The data start
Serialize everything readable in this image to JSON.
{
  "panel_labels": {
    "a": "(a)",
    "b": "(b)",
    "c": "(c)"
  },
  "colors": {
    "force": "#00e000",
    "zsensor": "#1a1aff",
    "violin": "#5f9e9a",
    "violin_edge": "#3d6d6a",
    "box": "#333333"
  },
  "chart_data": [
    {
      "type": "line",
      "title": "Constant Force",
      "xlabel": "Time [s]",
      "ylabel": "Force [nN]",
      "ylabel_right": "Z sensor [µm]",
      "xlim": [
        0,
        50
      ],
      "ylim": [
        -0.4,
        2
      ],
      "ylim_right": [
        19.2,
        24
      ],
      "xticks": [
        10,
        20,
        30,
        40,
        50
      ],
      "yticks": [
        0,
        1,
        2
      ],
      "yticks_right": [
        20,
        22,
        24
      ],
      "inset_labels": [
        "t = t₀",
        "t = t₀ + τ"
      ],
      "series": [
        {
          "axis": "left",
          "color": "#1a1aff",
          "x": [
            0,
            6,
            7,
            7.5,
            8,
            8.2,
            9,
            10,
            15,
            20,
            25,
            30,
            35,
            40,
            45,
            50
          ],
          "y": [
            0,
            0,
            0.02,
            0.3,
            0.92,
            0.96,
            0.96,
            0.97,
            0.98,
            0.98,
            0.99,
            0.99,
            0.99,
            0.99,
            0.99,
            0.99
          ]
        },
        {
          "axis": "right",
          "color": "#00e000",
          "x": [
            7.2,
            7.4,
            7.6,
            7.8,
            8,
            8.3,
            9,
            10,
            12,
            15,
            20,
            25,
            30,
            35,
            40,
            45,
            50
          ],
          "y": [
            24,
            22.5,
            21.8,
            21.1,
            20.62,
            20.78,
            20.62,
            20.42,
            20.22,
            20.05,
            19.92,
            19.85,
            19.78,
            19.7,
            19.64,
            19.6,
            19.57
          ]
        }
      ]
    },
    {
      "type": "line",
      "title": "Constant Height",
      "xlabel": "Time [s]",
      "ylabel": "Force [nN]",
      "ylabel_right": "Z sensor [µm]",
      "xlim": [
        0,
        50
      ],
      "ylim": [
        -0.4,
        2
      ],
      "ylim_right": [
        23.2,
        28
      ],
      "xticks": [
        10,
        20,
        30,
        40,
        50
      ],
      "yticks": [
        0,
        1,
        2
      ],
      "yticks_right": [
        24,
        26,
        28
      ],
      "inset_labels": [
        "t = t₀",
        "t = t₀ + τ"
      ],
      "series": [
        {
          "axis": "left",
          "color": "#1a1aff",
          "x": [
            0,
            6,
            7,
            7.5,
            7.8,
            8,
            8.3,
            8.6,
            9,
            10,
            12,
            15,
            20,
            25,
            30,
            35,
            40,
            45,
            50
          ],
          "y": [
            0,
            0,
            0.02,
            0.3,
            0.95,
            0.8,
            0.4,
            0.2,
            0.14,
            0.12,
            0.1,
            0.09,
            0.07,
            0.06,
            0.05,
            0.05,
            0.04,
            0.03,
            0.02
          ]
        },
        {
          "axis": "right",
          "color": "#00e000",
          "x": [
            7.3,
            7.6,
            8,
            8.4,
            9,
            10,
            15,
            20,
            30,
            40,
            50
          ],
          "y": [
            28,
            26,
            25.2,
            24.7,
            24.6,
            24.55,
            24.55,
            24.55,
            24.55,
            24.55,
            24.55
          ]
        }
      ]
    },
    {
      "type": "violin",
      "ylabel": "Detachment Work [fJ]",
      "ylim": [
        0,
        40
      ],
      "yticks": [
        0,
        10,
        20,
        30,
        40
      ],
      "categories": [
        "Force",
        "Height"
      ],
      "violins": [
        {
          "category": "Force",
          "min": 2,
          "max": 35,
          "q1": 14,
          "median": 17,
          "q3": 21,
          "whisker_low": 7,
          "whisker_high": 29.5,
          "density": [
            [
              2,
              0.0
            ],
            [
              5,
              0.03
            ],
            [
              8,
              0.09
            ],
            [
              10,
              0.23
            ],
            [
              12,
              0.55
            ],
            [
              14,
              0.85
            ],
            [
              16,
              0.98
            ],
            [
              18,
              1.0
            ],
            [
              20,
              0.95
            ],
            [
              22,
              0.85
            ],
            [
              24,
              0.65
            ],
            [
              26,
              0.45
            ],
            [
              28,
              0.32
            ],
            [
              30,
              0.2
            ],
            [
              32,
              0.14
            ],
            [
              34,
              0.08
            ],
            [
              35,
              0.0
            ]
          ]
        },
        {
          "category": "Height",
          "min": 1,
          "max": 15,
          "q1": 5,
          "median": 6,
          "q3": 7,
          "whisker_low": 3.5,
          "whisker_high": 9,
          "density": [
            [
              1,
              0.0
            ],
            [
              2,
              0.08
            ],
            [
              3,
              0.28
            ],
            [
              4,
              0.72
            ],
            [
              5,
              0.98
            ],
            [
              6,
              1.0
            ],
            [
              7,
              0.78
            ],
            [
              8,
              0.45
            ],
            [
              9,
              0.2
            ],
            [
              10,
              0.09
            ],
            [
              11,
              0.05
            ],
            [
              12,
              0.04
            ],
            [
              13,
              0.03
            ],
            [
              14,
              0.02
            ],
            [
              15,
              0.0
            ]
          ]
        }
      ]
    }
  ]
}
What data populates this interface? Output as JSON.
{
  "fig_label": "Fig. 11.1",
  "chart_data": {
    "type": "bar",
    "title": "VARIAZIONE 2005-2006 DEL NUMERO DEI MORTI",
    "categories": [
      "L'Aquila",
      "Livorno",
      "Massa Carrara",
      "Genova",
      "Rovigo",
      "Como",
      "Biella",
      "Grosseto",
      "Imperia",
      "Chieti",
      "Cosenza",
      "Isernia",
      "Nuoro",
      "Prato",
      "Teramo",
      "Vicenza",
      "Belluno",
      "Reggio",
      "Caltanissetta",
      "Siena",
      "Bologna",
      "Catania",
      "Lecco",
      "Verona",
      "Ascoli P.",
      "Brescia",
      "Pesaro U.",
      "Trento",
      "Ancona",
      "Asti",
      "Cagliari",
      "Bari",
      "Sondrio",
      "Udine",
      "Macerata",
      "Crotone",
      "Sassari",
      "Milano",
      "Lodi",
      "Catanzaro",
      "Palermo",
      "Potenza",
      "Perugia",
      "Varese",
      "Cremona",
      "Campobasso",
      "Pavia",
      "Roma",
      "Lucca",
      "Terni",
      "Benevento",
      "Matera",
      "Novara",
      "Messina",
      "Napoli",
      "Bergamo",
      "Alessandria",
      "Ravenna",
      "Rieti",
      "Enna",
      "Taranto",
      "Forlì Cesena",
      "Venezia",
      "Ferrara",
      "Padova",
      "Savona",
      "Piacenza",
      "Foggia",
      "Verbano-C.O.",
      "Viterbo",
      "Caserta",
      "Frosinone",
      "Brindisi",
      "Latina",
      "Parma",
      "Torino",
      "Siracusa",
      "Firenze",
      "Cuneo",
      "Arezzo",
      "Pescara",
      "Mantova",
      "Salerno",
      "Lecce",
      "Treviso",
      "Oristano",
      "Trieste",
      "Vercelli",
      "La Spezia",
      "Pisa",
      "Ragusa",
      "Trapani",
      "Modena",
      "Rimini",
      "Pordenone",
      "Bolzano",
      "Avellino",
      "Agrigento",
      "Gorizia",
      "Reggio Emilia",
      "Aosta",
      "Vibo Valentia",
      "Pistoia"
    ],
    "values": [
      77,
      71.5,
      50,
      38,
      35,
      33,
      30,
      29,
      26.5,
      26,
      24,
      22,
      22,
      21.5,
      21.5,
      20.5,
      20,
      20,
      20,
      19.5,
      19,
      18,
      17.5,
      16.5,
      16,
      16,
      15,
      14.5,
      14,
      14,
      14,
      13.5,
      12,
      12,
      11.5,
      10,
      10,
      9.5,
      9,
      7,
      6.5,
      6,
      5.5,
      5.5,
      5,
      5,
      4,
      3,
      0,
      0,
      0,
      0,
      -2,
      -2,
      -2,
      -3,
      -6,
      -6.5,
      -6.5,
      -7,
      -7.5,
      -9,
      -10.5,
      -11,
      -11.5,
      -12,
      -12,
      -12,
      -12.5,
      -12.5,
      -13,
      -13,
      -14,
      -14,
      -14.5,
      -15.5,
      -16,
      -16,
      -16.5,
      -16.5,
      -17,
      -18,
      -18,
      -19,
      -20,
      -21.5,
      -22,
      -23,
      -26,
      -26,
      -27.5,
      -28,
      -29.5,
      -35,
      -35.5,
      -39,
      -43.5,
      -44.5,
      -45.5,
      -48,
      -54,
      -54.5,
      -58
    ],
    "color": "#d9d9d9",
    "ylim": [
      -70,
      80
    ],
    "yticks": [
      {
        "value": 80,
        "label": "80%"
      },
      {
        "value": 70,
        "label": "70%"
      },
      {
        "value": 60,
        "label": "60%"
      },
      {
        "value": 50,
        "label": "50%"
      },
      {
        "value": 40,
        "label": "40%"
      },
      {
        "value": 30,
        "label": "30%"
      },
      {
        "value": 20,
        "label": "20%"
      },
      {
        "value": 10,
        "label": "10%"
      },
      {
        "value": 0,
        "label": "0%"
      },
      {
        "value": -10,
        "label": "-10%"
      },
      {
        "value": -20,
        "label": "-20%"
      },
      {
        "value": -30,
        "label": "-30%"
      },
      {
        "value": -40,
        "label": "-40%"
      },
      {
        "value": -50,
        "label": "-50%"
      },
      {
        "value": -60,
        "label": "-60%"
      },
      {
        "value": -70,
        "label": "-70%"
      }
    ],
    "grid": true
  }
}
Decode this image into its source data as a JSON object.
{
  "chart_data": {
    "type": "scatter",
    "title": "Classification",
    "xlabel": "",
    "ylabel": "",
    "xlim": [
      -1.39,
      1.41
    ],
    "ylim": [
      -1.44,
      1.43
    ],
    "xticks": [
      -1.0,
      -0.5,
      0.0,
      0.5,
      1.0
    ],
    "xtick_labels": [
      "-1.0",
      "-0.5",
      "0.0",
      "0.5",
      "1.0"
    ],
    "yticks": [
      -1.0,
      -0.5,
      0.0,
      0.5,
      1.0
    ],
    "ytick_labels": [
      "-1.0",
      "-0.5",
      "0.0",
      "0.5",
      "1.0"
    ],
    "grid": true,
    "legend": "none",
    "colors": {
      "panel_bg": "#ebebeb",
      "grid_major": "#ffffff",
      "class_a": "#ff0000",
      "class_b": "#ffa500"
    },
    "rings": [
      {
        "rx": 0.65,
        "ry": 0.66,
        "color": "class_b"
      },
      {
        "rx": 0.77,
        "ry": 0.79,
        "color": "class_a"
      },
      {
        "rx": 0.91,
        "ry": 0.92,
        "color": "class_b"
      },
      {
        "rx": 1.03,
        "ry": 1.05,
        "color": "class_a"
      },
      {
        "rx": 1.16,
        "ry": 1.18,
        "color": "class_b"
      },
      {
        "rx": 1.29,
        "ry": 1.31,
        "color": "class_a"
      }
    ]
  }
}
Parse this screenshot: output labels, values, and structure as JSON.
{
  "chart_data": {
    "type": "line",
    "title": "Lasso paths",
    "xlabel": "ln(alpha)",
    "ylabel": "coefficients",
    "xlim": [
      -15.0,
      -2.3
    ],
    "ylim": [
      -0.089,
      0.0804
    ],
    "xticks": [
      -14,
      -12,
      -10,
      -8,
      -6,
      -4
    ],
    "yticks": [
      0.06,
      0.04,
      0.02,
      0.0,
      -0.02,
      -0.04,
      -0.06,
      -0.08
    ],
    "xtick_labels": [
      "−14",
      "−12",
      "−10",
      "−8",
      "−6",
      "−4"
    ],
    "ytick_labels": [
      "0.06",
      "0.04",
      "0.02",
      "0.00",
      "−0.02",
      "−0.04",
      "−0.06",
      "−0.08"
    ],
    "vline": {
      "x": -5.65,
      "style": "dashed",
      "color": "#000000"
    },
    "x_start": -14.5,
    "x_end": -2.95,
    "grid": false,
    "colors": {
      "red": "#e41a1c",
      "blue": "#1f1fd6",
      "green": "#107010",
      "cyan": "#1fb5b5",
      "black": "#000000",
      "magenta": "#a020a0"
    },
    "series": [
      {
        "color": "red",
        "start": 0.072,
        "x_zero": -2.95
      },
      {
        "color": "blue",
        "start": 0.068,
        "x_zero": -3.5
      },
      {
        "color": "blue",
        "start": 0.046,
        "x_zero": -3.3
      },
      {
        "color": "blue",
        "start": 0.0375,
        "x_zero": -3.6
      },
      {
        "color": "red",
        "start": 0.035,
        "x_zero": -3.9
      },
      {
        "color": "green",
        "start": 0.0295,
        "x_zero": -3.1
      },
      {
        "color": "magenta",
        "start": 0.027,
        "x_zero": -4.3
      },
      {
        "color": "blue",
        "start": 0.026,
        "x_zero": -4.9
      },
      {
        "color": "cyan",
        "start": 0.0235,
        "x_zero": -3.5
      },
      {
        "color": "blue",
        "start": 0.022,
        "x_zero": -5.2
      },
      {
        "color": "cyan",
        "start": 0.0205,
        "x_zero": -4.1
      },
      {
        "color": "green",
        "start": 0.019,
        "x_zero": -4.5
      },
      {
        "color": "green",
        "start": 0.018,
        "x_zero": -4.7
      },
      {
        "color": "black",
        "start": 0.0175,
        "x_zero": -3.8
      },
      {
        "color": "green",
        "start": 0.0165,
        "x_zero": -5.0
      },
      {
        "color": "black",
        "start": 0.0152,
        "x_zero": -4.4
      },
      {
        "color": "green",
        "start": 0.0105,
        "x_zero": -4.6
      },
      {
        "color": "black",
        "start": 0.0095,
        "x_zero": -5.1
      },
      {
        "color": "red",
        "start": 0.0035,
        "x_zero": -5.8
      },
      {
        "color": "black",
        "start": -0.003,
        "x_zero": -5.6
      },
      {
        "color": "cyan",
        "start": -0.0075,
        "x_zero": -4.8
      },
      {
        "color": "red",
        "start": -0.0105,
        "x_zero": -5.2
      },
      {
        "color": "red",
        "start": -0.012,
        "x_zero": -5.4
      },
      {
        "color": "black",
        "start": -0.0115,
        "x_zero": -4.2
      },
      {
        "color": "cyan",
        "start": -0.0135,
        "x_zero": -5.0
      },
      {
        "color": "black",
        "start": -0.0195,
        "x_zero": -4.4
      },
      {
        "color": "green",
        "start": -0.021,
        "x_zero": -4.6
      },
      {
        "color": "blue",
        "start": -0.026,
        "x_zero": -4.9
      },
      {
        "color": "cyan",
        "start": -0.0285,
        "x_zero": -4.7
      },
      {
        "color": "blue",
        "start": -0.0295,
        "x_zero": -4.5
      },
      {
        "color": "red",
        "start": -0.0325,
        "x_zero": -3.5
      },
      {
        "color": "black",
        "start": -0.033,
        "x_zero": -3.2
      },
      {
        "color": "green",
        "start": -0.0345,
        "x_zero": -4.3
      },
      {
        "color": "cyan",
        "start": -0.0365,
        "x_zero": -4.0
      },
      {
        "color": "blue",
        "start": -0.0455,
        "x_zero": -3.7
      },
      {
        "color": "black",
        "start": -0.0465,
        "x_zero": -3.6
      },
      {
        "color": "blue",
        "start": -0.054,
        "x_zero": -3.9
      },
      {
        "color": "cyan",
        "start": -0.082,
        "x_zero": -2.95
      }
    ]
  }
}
The data end
What you will do - Looking at the entries above, how many lines contain the word "Height"? Answer with the number alone.

Full response - 3